Exercise objective:
Identify each line holding the string "video" and copy it.

------------------------

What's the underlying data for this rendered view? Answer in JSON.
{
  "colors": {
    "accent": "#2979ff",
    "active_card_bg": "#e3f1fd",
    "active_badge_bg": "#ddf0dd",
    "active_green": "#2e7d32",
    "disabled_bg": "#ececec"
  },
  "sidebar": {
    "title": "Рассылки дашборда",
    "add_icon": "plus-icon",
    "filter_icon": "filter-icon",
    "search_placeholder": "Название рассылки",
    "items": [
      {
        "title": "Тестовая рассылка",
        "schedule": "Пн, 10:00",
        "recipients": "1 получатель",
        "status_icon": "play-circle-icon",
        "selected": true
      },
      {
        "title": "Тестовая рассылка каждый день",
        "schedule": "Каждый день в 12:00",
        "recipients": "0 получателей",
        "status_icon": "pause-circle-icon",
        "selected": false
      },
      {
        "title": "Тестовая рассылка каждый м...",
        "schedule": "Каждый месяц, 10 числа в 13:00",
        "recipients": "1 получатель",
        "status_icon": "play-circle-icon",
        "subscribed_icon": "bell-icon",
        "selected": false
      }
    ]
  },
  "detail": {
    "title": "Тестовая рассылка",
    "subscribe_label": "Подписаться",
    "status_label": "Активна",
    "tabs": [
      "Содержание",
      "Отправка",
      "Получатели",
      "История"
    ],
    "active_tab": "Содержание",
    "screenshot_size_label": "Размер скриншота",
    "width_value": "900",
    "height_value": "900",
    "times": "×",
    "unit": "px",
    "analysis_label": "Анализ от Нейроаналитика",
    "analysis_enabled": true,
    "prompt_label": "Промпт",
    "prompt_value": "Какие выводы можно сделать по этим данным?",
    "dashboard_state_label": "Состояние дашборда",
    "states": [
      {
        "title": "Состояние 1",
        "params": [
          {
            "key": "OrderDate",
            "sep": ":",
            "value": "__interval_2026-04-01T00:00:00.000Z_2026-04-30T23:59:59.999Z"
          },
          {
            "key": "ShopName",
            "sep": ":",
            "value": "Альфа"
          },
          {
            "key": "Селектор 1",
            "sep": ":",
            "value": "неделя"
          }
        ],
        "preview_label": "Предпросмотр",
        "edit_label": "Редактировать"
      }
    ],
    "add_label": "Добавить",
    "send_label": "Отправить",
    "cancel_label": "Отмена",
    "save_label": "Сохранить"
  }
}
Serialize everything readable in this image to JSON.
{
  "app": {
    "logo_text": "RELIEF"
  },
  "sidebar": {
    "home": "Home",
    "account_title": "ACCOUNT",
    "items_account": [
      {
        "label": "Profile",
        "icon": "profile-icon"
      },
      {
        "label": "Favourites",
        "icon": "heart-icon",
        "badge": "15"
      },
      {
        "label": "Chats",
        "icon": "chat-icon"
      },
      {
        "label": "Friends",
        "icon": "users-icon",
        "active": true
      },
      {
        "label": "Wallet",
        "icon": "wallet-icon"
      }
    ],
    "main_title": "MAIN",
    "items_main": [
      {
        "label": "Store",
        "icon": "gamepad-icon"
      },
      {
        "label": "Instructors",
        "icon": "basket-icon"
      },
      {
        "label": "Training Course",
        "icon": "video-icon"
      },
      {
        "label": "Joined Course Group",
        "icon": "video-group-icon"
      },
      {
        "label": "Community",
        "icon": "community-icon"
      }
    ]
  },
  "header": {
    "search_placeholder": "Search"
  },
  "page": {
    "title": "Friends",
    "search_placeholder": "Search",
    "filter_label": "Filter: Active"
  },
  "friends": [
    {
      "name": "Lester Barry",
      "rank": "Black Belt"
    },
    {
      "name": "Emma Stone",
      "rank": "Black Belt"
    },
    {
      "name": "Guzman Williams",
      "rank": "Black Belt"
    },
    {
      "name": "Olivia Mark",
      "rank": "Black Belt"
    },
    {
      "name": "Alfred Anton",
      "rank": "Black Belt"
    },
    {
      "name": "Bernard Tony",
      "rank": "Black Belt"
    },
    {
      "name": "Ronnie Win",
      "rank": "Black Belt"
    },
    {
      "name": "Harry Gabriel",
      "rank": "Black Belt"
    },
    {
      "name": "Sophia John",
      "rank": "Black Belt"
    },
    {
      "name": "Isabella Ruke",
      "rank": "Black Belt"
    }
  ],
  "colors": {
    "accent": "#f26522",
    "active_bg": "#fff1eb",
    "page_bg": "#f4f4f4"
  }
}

------------------------

Solution for this problem:
        "icon": "video-icon"
        "icon": "video-group-icon"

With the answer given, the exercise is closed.